Job: Return every line of the data below that includes the string "震荡偏弱".

>>>>>

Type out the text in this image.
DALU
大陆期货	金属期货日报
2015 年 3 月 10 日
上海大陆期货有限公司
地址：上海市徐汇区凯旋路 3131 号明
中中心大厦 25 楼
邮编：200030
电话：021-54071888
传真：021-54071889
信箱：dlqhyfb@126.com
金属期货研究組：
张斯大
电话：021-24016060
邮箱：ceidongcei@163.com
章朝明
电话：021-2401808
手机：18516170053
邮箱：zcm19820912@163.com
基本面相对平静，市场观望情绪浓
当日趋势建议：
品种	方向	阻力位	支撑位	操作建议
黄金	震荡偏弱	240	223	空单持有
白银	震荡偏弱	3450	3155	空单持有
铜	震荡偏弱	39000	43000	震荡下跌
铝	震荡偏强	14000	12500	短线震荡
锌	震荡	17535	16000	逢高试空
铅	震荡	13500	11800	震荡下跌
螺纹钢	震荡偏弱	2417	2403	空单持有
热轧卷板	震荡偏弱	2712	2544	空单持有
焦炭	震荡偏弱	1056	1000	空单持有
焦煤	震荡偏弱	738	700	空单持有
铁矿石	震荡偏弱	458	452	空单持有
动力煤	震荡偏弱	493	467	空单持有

<<<<<

Solution to this problem:
黄金	震荡偏弱	240	223	空单持有
白银	震荡偏弱	3450	3155	空单持有
铜	震荡偏弱	39000	43000	震荡下跌
螺纹钢	震荡偏弱	2417	2403	空单持有
热轧卷板	震荡偏弱	2712	2544	空单持有
焦炭	震荡偏弱	1056	1000	空单持有
焦煤	震荡偏弱	738	700	空单持有
铁矿石	震荡偏弱	458	452	空单持有
动力煤	震荡偏弱	493	467	空单持有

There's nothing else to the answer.